Dataset records:
########
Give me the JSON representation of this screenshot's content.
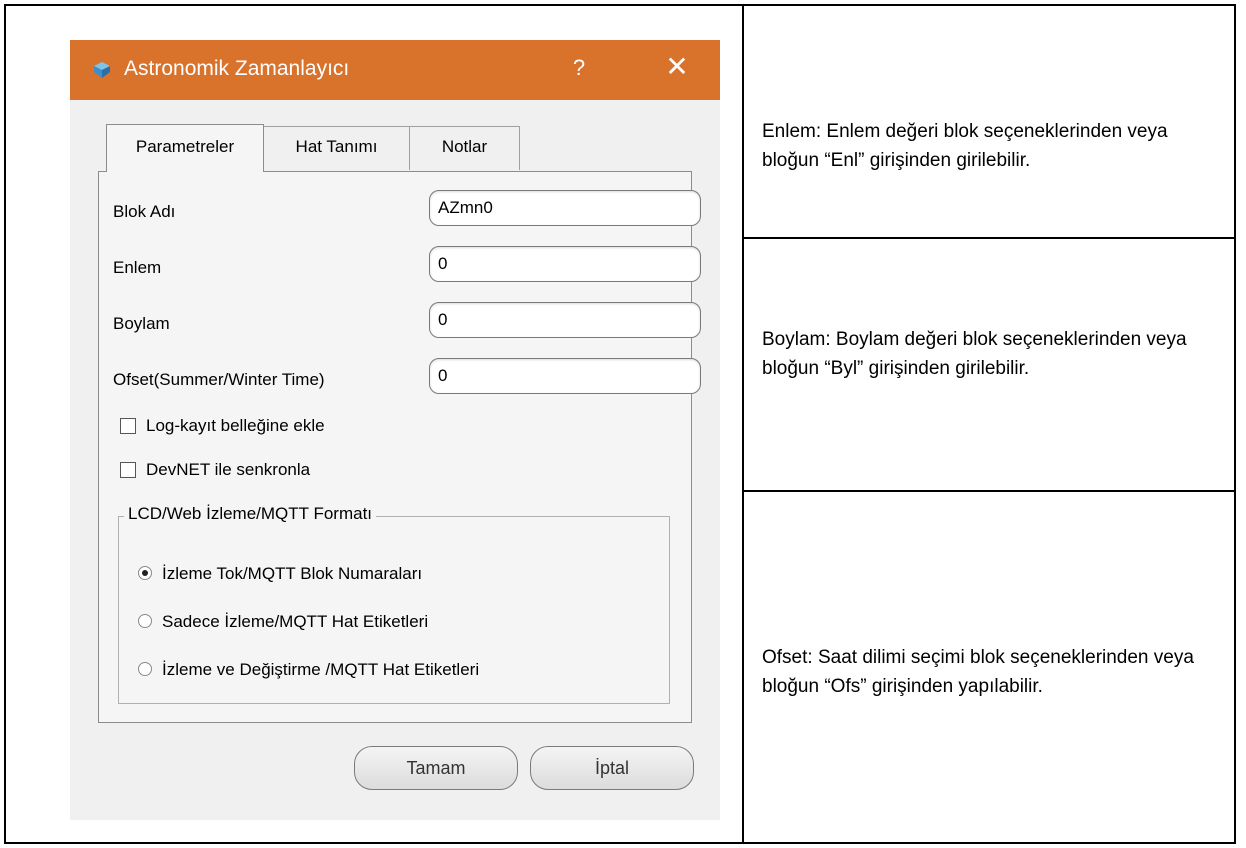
{
  "dialog": {
    "title": "Astronomik Zamanlayıcı",
    "help_label": "?",
    "close_label": "✕",
    "tabs": [
      {
        "label": "Parametreler",
        "active": true
      },
      {
        "label": "Hat Tanımı",
        "active": false
      },
      {
        "label": "Notlar",
        "active": false
      }
    ],
    "fields": [
      {
        "label": "Blok Adı",
        "value": "AZmn0"
      },
      {
        "label": "Enlem",
        "value": "0"
      },
      {
        "label": "Boylam",
        "value": "0"
      },
      {
        "label": "Ofset(Summer/Winter Time)",
        "value": "0"
      }
    ],
    "checkboxes": [
      {
        "label": "Log-kayıt belleğine ekle",
        "checked": false
      },
      {
        "label": "DevNET ile senkronla",
        "checked": false
      }
    ],
    "group": {
      "title": "LCD/Web İzleme/MQTT Formatı",
      "options": [
        {
          "label": "İzleme Tok/MQTT Blok Numaraları",
          "selected": true
        },
        {
          "label": "Sadece İzleme/MQTT Hat Etiketleri",
          "selected": false
        },
        {
          "label": "İzleme ve Değiştirme /MQTT Hat Etiketleri",
          "selected": false
        }
      ]
    },
    "buttons": {
      "ok": "Tamam",
      "cancel": "İptal"
    },
    "titlebar_color": "#d9722b"
  },
  "notes": [
    "Enlem:  Enlem değeri blok seçeneklerinden veya bloğun “Enl” girişinden girilebilir.",
    "Boylam:  Boylam değeri blok seçeneklerinden veya bloğun “Byl” girişinden girilebilir.",
    "Ofset:  Saat dilimi seçimi blok seçeneklerinden veya bloğun “Ofs” girişinden yapılabilir."
  ]
}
########
What you need to do:
Transcribe the entries above verbatim, omitting their pictures.

Result of this task:
Give me the JSON representation of this screenshot's content.
{
  "dialog": {
    "title": "Astronomik Zamanlayıcı",
    "help_label": "?",
    "close_label": "✕",
    "tabs": [
      {
        "label": "Parametreler",
        "active": true
      },
      {
        "label": "Hat Tanımı",
        "active": false
      },
      {
        "label": "Notlar",
        "active": false
      }
    ],
    "fields": [
      {
        "label": "Blok Adı",
        "value": "AZmn0"
      },
      {
        "label": "Enlem",
        "value": "0"
      },
      {
        "label": "Boylam",
        "value": "0"
      },
      {
        "label": "Ofset(Summer/Winter Time)",
        "value": "0"
      }
    ],
    "checkboxes": [
      {
        "label": "Log-kayıt belleğine ekle",
        "checked": false
      },
      {
        "label": "DevNET ile senkronla",
        "checked": false
      }
    ],
    "group": {
      "title": "LCD/Web İzleme/MQTT Formatı",
      "options": [
        {
          "label": "İzleme Tok/MQTT Blok Numaraları",
          "selected": true
        },
        {
          "label": "Sadece İzleme/MQTT Hat Etiketleri",
          "selected": false
        },
        {
          "label": "İzleme ve Değiştirme /MQTT Hat Etiketleri",
          "selected": false
        }
      ]
    },
    "buttons": {
      "ok": "Tamam",
      "cancel": "İptal"
    },
    "titlebar_color": "#d9722b"
  },
  "notes": [
    "Enlem:  Enlem değeri blok seçeneklerinden veya bloğun “Enl” girişinden girilebilir.",
    "Boylam:  Boylam değeri blok seçeneklerinden veya bloğun “Byl” girişinden girilebilir.",
    "Ofset:  Saat dilimi seçimi blok seçeneklerinden veya bloğun “Ofs” girişinden yapılabilir."
  ]
}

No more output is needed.